• Prompt:
State the number of lines in these records that include the word "this", and add nothing to it.

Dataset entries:
***
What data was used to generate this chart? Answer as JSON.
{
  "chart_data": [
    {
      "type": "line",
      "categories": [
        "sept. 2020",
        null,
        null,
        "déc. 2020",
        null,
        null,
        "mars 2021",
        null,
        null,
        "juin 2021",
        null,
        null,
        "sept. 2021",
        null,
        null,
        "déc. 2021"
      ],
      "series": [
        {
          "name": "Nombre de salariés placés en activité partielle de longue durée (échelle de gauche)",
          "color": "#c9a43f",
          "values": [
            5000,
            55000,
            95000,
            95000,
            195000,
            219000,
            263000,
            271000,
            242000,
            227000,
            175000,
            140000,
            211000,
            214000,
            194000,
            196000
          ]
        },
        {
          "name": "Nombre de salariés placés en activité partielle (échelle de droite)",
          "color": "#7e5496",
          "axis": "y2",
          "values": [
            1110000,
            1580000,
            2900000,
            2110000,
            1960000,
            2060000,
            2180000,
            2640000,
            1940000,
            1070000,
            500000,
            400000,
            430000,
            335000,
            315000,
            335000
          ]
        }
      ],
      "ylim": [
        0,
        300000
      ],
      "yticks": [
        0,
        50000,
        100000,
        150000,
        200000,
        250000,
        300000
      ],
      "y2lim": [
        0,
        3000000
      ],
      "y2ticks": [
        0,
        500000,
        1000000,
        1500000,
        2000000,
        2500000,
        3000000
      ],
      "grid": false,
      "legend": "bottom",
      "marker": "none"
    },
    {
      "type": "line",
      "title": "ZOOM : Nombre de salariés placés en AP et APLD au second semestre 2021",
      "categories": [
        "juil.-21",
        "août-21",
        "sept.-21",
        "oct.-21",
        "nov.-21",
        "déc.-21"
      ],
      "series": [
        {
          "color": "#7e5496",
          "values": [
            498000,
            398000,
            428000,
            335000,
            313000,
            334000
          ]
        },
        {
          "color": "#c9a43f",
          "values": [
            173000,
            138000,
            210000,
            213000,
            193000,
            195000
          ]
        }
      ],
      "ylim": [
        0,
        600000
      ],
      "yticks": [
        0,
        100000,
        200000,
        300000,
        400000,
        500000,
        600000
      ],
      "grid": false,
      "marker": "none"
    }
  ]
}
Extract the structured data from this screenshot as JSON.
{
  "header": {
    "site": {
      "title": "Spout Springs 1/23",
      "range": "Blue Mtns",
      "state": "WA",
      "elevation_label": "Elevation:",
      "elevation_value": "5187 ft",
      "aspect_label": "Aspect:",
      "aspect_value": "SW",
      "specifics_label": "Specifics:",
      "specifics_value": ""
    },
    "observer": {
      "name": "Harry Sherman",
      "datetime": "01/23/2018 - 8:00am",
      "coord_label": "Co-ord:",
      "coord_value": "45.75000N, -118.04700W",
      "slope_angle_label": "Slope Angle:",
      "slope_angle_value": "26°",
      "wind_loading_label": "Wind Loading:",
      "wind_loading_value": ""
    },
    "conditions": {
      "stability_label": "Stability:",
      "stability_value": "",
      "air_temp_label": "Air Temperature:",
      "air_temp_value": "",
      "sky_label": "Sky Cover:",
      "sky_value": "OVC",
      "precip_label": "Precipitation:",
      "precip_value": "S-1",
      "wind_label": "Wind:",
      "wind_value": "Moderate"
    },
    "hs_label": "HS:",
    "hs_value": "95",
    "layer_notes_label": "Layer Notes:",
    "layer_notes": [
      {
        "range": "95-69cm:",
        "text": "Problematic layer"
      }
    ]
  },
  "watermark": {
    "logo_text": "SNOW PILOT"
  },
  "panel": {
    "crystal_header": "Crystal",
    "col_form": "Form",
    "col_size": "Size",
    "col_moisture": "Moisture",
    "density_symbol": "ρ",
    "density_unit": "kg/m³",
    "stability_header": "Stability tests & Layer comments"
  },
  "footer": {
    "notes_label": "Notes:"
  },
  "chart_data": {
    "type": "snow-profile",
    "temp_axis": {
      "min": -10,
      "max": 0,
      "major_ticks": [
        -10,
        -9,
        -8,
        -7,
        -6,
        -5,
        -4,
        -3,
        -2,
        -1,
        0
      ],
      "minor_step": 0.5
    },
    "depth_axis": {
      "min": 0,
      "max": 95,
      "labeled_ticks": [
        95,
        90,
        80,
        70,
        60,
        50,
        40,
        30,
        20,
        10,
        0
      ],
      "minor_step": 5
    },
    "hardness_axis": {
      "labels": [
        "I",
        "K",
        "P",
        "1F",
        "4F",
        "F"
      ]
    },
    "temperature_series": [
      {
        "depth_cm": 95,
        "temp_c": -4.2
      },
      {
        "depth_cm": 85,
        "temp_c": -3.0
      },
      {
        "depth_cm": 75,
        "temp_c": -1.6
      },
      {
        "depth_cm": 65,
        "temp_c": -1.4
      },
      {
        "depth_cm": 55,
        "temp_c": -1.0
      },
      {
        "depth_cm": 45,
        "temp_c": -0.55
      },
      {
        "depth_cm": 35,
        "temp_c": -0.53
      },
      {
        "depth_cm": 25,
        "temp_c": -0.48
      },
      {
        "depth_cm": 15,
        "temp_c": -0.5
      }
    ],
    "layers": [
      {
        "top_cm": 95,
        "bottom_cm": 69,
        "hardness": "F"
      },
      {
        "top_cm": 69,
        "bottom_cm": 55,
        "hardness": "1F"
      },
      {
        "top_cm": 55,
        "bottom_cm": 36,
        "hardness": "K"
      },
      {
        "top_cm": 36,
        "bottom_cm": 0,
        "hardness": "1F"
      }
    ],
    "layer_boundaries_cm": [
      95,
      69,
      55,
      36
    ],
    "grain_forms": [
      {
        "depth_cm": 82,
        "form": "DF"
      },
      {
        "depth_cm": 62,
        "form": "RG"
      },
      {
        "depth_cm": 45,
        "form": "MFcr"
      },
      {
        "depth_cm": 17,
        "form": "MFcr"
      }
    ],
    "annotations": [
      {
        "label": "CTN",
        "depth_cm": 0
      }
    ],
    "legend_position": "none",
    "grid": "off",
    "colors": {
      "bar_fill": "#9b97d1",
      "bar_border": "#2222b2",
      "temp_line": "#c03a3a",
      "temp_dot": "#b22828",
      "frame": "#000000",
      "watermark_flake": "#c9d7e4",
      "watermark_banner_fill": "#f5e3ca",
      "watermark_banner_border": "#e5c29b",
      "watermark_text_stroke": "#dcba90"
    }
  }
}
***
• The reply:
2